*** Entries supplied ***
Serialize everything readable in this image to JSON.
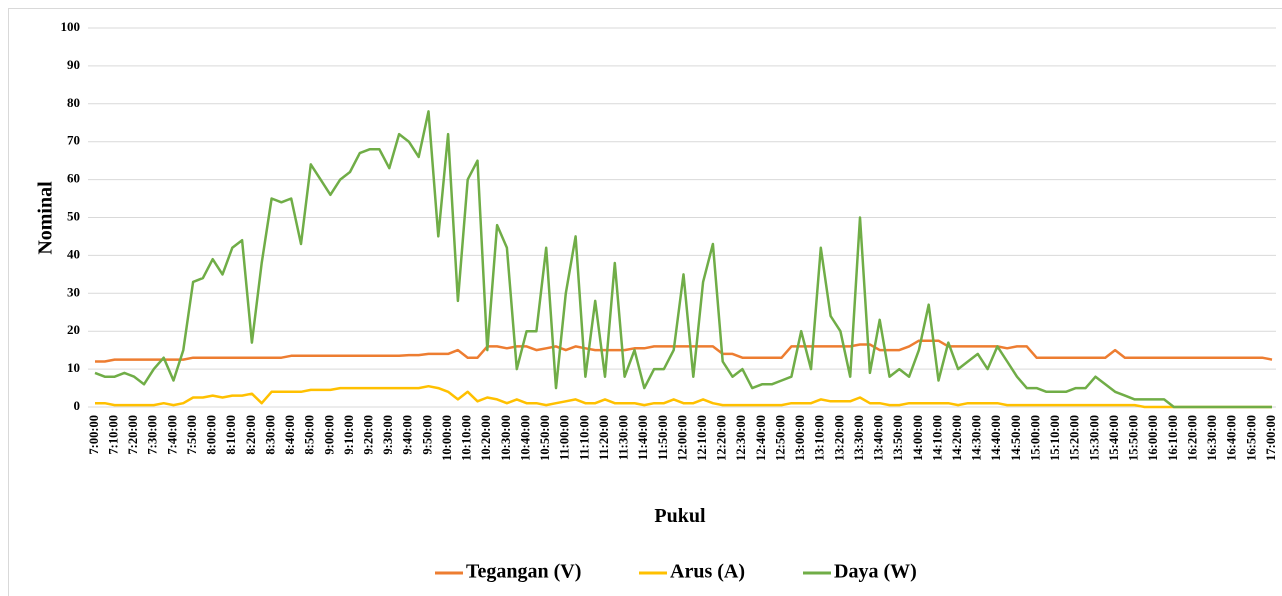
{
  "chart_data": {
    "type": "line",
    "x_label": "Pukul",
    "y_label": "Nominal",
    "ylim": [
      0,
      100
    ],
    "yticks": [
      0,
      10,
      20,
      30,
      40,
      50,
      60,
      70,
      80,
      90,
      100
    ],
    "grid": true,
    "legend": "bottom",
    "categories": [
      "7:00:00",
      null,
      "7:10:00",
      null,
      "7:20:00",
      null,
      "7:30:00",
      null,
      "7:40:00",
      null,
      "7:50:00",
      null,
      "8:00:00",
      null,
      "8:10:00",
      null,
      "8:20:00",
      null,
      "8:30:00",
      null,
      "8:40:00",
      null,
      "8:50:00",
      null,
      "9:00:00",
      null,
      "9:10:00",
      null,
      "9:20:00",
      null,
      "9:30:00",
      null,
      "9:40:00",
      null,
      "9:50:00",
      null,
      "10:00:00",
      null,
      "10:10:00",
      null,
      "10:20:00",
      null,
      "10:30:00",
      null,
      "10:40:00",
      null,
      "10:50:00",
      null,
      "11:00:00",
      null,
      "11:10:00",
      null,
      "11:20:00",
      null,
      "11:30:00",
      null,
      "11:40:00",
      null,
      "11:50:00",
      null,
      "12:00:00",
      null,
      "12:10:00",
      null,
      "12:20:00",
      null,
      "12:30:00",
      null,
      "12:40:00",
      null,
      "12:50:00",
      null,
      "13:00:00",
      null,
      "13:10:00",
      null,
      "13:20:00",
      null,
      "13:30:00",
      null,
      "13:40:00",
      null,
      "13:50:00",
      null,
      "14:00:00",
      null,
      "14:10:00",
      null,
      "14:20:00",
      null,
      "14:30:00",
      null,
      "14:40:00",
      null,
      "14:50:00",
      null,
      "15:00:00",
      null,
      "15:10:00",
      null,
      "15:20:00",
      null,
      "15:30:00",
      null,
      "15:40:00",
      null,
      "15:50:00",
      null,
      "16:00:00",
      null,
      "16:10:00",
      null,
      "16:20:00",
      null,
      "16:30:00",
      null,
      "16:40:00",
      null,
      "16:50:00",
      null,
      "17:00:00"
    ],
    "series": [
      {
        "name": "Tegangan (V)",
        "color": "#ed7d31",
        "values": [
          12,
          12,
          12.5,
          12.5,
          12.5,
          12.5,
          12.5,
          12.5,
          12.5,
          12.5,
          13,
          13,
          13,
          13,
          13,
          13,
          13,
          13,
          13,
          13,
          13.5,
          13.5,
          13.5,
          13.5,
          13.5,
          13.5,
          13.5,
          13.5,
          13.5,
          13.5,
          13.5,
          13.5,
          13.7,
          13.7,
          14,
          14,
          14,
          15,
          13,
          13,
          16,
          16,
          15.5,
          16,
          16,
          15,
          15.5,
          16,
          15,
          16,
          15.5,
          15,
          15,
          15,
          15,
          15.5,
          15.5,
          16,
          16,
          16,
          16,
          16,
          16,
          16,
          14,
          14,
          13,
          13,
          13,
          13,
          13,
          16,
          16,
          16,
          16,
          16,
          16,
          16,
          16.5,
          16.5,
          15,
          15,
          15,
          16,
          17.5,
          17.5,
          17.5,
          16,
          16,
          16,
          16,
          16,
          16,
          15.5,
          16,
          16,
          13,
          13,
          13,
          13,
          13,
          13,
          13,
          13,
          15,
          13,
          13,
          13,
          13,
          13,
          13,
          13,
          13,
          13,
          13,
          13,
          13,
          13,
          13,
          13,
          12.5
        ]
      },
      {
        "name": "Arus (A)",
        "color": "#ffc000",
        "values": [
          1,
          1,
          0.5,
          0.5,
          0.5,
          0.5,
          0.5,
          1,
          0.5,
          1,
          2.5,
          2.5,
          3,
          2.5,
          3,
          3,
          3.5,
          1,
          4,
          4,
          4,
          4,
          4.5,
          4.5,
          4.5,
          5,
          5,
          5,
          5,
          5,
          5,
          5,
          5,
          5,
          5.5,
          5,
          4,
          2,
          4,
          1.5,
          2.5,
          2,
          1,
          2,
          1,
          1,
          0.5,
          1,
          1.5,
          2,
          1,
          1,
          2,
          1,
          1,
          1,
          0.5,
          1,
          1,
          2,
          1,
          1,
          2,
          1,
          0.5,
          0.5,
          0.5,
          0.5,
          0.5,
          0.5,
          0.5,
          1,
          1,
          1,
          2,
          1.5,
          1.5,
          1.5,
          2.5,
          1,
          1,
          0.5,
          0.5,
          1,
          1,
          1,
          1,
          1,
          0.5,
          1,
          1,
          1,
          1,
          0.5,
          0.5,
          0.5,
          0.5,
          0.5,
          0.5,
          0.5,
          0.5,
          0.5,
          0.5,
          0.5,
          0.5,
          0.5,
          0.5,
          0,
          0,
          0,
          0,
          0,
          0,
          0,
          0,
          0,
          0,
          0,
          0,
          0,
          0
        ]
      },
      {
        "name": "Daya (W)",
        "color": "#70ad47",
        "values": [
          9,
          8,
          8,
          9,
          8,
          6,
          10,
          13,
          7,
          15,
          33,
          34,
          39,
          35,
          42,
          44,
          17,
          38,
          55,
          54,
          55,
          43,
          64,
          60,
          56,
          60,
          62,
          67,
          68,
          68,
          63,
          72,
          70,
          66,
          78,
          45,
          72,
          28,
          60,
          65,
          15,
          48,
          42,
          10,
          20,
          20,
          42,
          5,
          30,
          45,
          8,
          28,
          8,
          38,
          8,
          15,
          5,
          10,
          10,
          15,
          35,
          8,
          33,
          43,
          12,
          8,
          10,
          5,
          6,
          6,
          7,
          8,
          20,
          10,
          42,
          24,
          20,
          8,
          50,
          9,
          23,
          8,
          10,
          8,
          15,
          27,
          7,
          17,
          10,
          12,
          14,
          10,
          16,
          12,
          8,
          5,
          5,
          4,
          4,
          4,
          5,
          5,
          8,
          6,
          4,
          3,
          2,
          2,
          2,
          2,
          0,
          0,
          0,
          0,
          0,
          0,
          0,
          0,
          0,
          0,
          0
        ]
      }
    ]
  }
}
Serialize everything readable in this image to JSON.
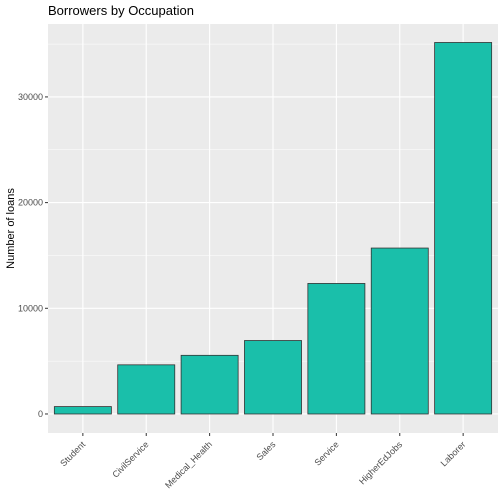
{
  "chart_data": {
    "type": "bar",
    "title": "Borrowers by Occupation",
    "xlabel": "",
    "ylabel": "Number of loans",
    "categories": [
      "Student",
      "CivilService",
      "Medical_Health",
      "Sales",
      "Service",
      "HigherEdJobs",
      "Laborer"
    ],
    "values": [
      700,
      4650,
      5550,
      6950,
      12350,
      15700,
      35150
    ],
    "ylim": [
      0,
      36900
    ],
    "yticks": [
      0,
      10000,
      20000,
      30000
    ],
    "ytick_labels": [
      "0",
      "10000",
      "20000",
      "30000"
    ],
    "grid": true,
    "legend": "none",
    "bar_color": "#1ABFAA",
    "bar_outline": "#333333",
    "panel_background": "#EBEBEB",
    "grid_color": "#FFFFFF"
  }
}
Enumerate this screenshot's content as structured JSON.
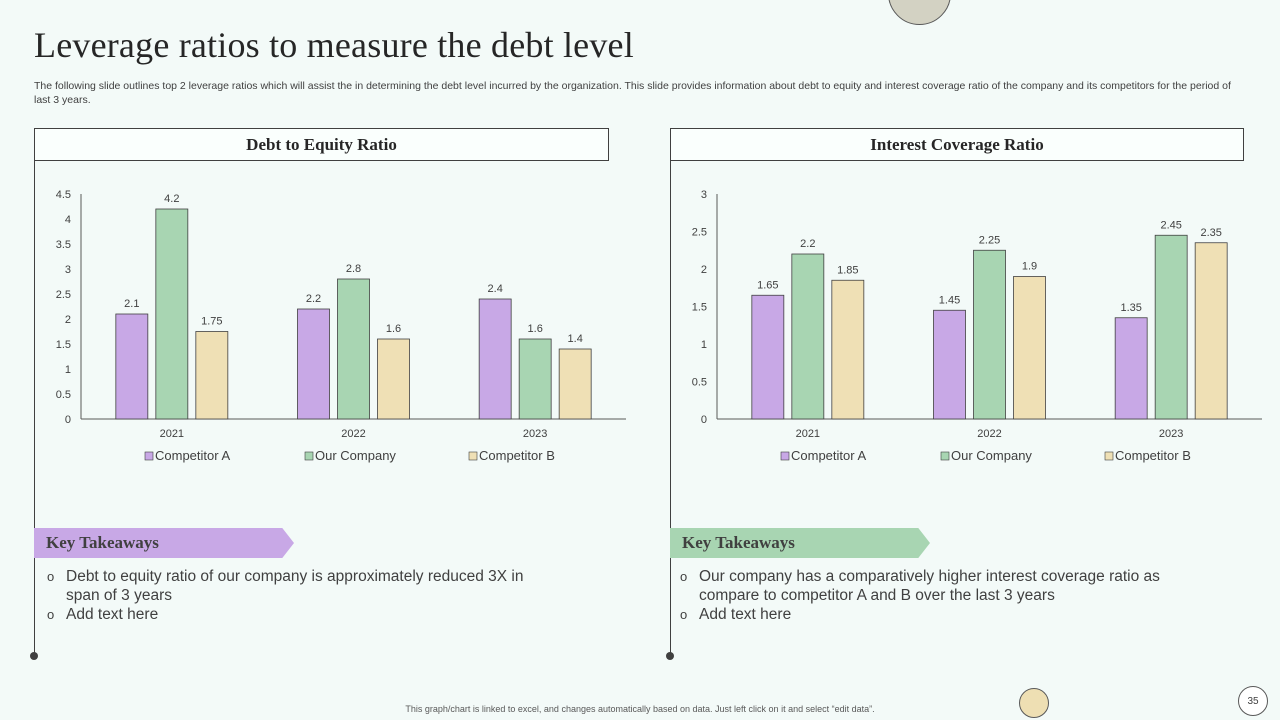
{
  "page": {
    "title": "Leverage ratios to measure the debt level",
    "subtitle": "The following slide outlines top 2 leverage ratios which will assist the in determining the debt level incurred by the organization. This slide provides information about debt to equity and interest coverage ratio of the company and its competitors for the period of last 3 years.",
    "footnote": "This graph/chart is linked to excel, and changes automatically based on data. Just left click on it and select “edit data”.",
    "page_number": "35"
  },
  "colors": {
    "competitor_a": "#c8a8e6",
    "our_company": "#a8d5b2",
    "competitor_b": "#efe0b5",
    "bar_outline": "#404040",
    "banner_left": "#c8a8e6",
    "banner_right": "#a8d5b2"
  },
  "chart_data": [
    {
      "type": "bar",
      "title": "Debt to Equity Ratio",
      "categories": [
        "2021",
        "2022",
        "2023"
      ],
      "series": [
        {
          "name": "Competitor A",
          "values": [
            2.1,
            2.2,
            2.4
          ],
          "labels": [
            "2.1",
            "2.2",
            "2.4"
          ]
        },
        {
          "name": "Our Company",
          "values": [
            4.2,
            2.8,
            1.6
          ],
          "labels": [
            "4.2",
            "2.8",
            "1.6"
          ]
        },
        {
          "name": "Competitor B",
          "values": [
            1.75,
            1.6,
            1.4
          ],
          "labels": [
            "1.75",
            "1.6",
            "1.4"
          ]
        }
      ],
      "ylim": [
        0,
        4.5
      ],
      "yticks": [
        "0",
        "0.5",
        "1",
        "1.5",
        "2",
        "2.5",
        "3",
        "3.5",
        "4",
        "4.5"
      ],
      "xlabel": "",
      "ylabel": "",
      "grid": false,
      "legend": "bottom"
    },
    {
      "type": "bar",
      "title": "Interest Coverage Ratio",
      "categories": [
        "2021",
        "2022",
        "2023"
      ],
      "series": [
        {
          "name": "Competitor A",
          "values": [
            1.65,
            1.45,
            1.35
          ],
          "labels": [
            "1.65",
            "1.45",
            "1.35"
          ]
        },
        {
          "name": "Our Company",
          "values": [
            2.2,
            2.25,
            2.45
          ],
          "labels": [
            "2.2",
            "2.25",
            "2.45"
          ]
        },
        {
          "name": "Competitor B",
          "values": [
            1.85,
            1.9,
            2.35
          ],
          "labels": [
            "1.85",
            "1.9",
            "2.35"
          ]
        }
      ],
      "ylim": [
        0,
        3
      ],
      "yticks": [
        "0",
        "0.5",
        "1",
        "1.5",
        "2",
        "2.5",
        "3"
      ],
      "xlabel": "",
      "ylabel": "",
      "grid": false,
      "legend": "bottom"
    }
  ],
  "takeaways": [
    {
      "heading": "Key Takeaways",
      "items": [
        "Debt to equity ratio of our company is approximately reduced 3X in span of 3 years",
        "Add text here"
      ]
    },
    {
      "heading": "Key Takeaways",
      "items": [
        "Our company has a comparatively higher interest coverage ratio as compare to competitor A and B over the last 3 years",
        "Add text here"
      ]
    }
  ]
}
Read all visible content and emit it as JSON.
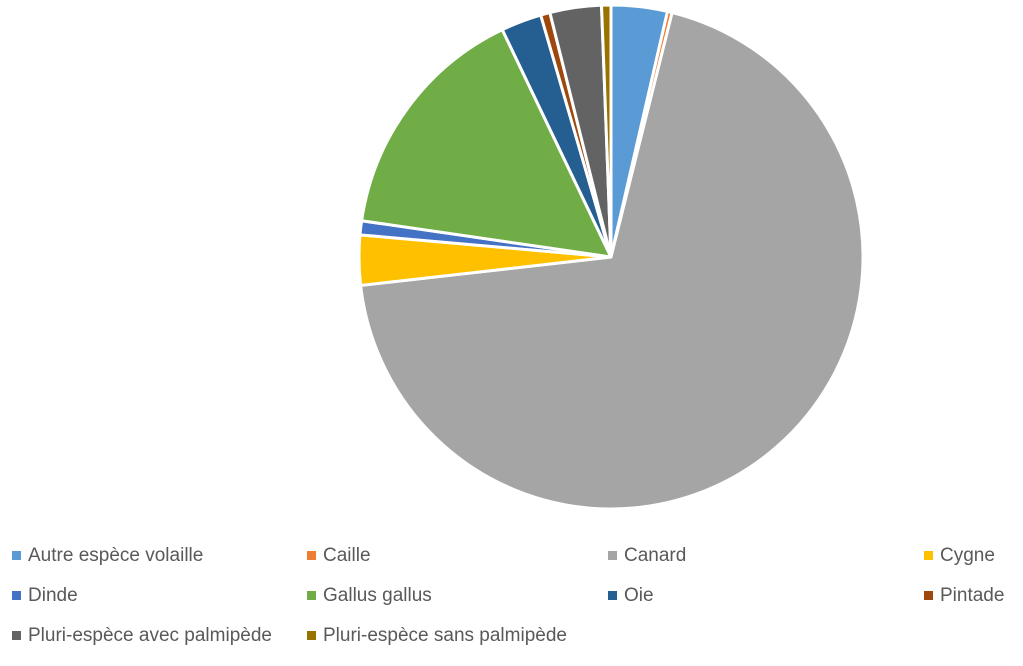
{
  "chart_data": {
    "type": "pie",
    "title": "",
    "legend_position": "bottom",
    "start_angle_deg": 0,
    "direction": "clockwise",
    "slices": [
      {
        "label": "Autre espèce volaille",
        "value": 3.6,
        "color": "#5B9BD5"
      },
      {
        "label": "Caille",
        "value": 0.3,
        "color": "#ED7D31"
      },
      {
        "label": "Canard",
        "value": 69.3,
        "color": "#A5A5A5"
      },
      {
        "label": "Cygne",
        "value": 3.2,
        "color": "#FFC000"
      },
      {
        "label": "Dinde",
        "value": 0.9,
        "color": "#4472C4"
      },
      {
        "label": "Gallus gallus",
        "value": 15.6,
        "color": "#70AD47"
      },
      {
        "label": "Oie",
        "value": 2.6,
        "color": "#255E91"
      },
      {
        "label": "Pintade",
        "value": 0.6,
        "color": "#9E480E"
      },
      {
        "label": "Pluri-espèce avec palmipède",
        "value": 3.3,
        "color": "#636363"
      },
      {
        "label": "Pluri-espèce sans palmipède",
        "value": 0.6,
        "color": "#997300"
      }
    ]
  }
}
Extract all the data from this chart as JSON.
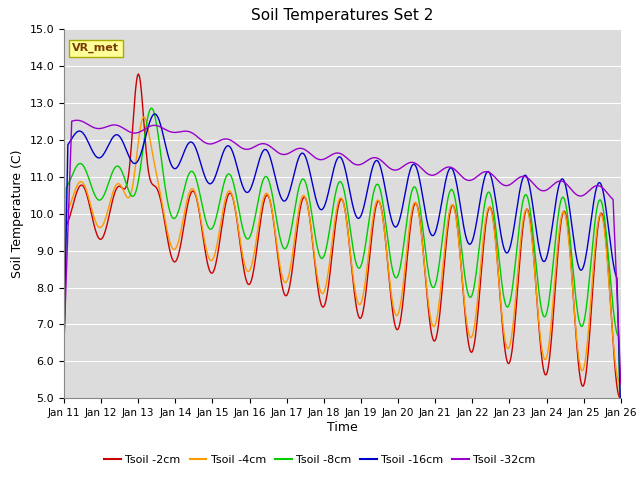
***
Task to complete: Omit all pictures and write out, exactly, only the lines from the line containing "Read all visible content and emit it as JSON." through the last line of the entries above.

Task solution:
Read all visible content and emit it as JSON.
{
  "chart_data": {
    "type": "pie",
    "title": "",
    "legend_position": "bottom",
    "start_angle_deg": 0,
    "direction": "clockwise",
    "slices": [
      {
        "label": "Autre espèce volaille",
        "value": 3.6,
        "color": "#5B9BD5"
      },
      {
        "label": "Caille",
        "value": 0.3,
        "color": "#ED7D31"
      },
      {
        "label": "Canard",
        "value": 69.3,
        "color": "#A5A5A5"
      },
      {
        "label": "Cygne",
        "value": 3.2,
        "color": "#FFC000"
      },
      {
        "label": "Dinde",
        "value": 0.9,
        "color": "#4472C4"
      },
      {
        "label": "Gallus gallus",
        "value": 15.6,
        "color": "#70AD47"
      },
      {
        "label": "Oie",
        "value": 2.6,
        "color": "#255E91"
      },
      {
        "label": "Pintade",
        "value": 0.6,
        "color": "#9E480E"
      },
      {
        "label": "Pluri-espèce avec palmipède",
        "value": 3.3,
        "color": "#636363"
      },
      {
        "label": "Pluri-espèce sans palmipède",
        "value": 0.6,
        "color": "#997300"
      }
    ]
  }
}
Extract all the data from this chart as JSON.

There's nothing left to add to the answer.